Exercise> State the number of lines that hold the string "screenshot", with nothing added.

Structured figure records:
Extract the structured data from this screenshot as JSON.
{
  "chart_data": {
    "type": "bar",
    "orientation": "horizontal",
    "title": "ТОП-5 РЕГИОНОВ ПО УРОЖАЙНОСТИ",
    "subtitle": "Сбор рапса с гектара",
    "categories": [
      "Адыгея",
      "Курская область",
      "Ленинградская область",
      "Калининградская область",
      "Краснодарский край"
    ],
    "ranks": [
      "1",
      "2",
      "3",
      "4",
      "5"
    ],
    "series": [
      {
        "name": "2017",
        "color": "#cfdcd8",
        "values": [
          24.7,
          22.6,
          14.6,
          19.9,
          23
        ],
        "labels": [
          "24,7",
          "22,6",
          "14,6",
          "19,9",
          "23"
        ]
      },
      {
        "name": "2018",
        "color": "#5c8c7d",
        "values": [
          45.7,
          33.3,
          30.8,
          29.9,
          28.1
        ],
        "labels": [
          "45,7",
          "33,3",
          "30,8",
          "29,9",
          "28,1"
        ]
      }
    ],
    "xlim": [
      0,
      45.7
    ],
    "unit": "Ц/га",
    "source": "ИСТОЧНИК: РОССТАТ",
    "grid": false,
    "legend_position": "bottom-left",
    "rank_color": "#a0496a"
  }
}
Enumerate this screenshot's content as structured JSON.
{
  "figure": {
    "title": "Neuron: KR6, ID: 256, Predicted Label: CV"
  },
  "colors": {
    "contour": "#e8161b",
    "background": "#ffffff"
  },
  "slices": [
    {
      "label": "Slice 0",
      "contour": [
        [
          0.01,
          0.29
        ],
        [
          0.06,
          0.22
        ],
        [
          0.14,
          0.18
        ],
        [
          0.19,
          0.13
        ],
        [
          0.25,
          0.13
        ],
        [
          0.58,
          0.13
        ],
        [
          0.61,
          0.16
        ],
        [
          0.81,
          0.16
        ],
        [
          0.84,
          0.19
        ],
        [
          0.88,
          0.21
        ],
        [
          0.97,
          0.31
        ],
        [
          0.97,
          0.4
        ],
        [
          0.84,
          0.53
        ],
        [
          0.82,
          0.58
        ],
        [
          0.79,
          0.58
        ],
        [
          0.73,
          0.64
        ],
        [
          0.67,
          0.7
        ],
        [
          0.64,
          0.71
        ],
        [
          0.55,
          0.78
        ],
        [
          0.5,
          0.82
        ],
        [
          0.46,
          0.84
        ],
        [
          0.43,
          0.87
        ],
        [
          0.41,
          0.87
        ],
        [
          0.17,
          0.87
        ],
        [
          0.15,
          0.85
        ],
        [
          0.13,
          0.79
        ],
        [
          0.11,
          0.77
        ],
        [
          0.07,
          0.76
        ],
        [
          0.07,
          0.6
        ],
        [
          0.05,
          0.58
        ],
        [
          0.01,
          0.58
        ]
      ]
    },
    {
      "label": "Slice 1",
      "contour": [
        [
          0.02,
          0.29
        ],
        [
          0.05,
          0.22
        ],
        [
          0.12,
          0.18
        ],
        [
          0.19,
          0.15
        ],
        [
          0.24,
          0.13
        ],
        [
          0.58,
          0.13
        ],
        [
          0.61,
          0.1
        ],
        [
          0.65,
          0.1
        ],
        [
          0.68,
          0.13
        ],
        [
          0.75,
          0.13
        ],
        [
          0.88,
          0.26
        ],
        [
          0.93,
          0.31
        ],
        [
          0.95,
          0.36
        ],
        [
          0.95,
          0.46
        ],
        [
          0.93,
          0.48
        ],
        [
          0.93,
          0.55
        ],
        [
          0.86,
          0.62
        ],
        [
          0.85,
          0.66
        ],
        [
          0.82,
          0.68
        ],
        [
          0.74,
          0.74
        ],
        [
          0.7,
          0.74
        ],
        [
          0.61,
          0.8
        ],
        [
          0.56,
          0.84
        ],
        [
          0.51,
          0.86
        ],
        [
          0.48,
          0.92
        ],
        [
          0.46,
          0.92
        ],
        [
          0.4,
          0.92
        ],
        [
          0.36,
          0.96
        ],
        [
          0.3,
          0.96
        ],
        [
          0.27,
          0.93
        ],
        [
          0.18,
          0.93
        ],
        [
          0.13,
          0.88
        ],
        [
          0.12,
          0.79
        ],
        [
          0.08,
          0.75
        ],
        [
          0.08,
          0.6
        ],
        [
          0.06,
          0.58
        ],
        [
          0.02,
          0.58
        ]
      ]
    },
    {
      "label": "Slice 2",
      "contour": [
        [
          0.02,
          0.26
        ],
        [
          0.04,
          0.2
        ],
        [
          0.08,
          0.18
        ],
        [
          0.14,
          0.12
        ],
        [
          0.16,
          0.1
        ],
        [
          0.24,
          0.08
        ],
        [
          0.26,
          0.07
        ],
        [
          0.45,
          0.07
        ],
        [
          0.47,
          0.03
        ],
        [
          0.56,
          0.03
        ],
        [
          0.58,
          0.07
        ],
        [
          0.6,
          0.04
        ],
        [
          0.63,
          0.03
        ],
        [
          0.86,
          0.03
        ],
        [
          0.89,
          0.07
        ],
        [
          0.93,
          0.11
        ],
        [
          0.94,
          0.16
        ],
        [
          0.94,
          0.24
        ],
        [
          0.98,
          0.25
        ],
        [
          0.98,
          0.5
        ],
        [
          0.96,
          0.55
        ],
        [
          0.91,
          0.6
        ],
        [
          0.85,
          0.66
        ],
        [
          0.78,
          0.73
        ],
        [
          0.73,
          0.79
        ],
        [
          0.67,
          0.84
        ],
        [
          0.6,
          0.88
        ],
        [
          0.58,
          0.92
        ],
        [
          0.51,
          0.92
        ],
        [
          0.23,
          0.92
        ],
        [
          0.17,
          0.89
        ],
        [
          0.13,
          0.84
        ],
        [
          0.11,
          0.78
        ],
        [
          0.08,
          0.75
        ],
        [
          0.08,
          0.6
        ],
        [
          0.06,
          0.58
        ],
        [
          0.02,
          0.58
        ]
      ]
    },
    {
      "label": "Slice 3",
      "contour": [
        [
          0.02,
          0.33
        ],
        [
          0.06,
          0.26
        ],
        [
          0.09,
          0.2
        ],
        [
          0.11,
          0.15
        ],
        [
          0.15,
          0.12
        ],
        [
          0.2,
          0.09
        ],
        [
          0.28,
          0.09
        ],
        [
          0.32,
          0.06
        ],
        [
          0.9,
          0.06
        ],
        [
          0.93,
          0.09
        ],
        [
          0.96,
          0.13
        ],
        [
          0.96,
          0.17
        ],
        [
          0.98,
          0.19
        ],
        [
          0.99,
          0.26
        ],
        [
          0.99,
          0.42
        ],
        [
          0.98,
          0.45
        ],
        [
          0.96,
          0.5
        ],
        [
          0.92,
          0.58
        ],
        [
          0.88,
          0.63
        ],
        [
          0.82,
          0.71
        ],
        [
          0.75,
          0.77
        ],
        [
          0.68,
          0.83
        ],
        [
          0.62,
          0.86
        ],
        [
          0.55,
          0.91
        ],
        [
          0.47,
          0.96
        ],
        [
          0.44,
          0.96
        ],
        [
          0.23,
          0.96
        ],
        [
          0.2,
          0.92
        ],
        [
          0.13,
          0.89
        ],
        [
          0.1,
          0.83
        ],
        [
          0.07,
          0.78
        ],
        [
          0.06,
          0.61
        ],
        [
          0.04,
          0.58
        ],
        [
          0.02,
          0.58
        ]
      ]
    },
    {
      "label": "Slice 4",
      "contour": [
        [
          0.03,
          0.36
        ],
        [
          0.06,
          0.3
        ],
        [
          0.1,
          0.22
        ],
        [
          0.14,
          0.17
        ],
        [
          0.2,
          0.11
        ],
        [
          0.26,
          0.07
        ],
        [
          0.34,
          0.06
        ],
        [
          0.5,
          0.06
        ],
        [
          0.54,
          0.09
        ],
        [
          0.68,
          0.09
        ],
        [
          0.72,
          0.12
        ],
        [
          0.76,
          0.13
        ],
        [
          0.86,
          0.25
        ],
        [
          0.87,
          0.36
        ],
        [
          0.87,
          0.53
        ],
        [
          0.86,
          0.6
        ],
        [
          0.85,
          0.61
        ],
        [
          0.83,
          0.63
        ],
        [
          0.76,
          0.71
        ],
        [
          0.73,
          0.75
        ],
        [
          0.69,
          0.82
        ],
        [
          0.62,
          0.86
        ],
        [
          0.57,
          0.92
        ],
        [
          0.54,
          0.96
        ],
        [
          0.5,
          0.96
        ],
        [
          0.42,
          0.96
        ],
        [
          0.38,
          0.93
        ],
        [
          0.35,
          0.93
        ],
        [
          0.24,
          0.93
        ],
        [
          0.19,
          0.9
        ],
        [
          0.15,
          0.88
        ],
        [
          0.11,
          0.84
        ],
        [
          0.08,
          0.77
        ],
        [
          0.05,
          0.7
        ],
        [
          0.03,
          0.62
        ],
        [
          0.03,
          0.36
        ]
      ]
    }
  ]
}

Result of the exercise> 2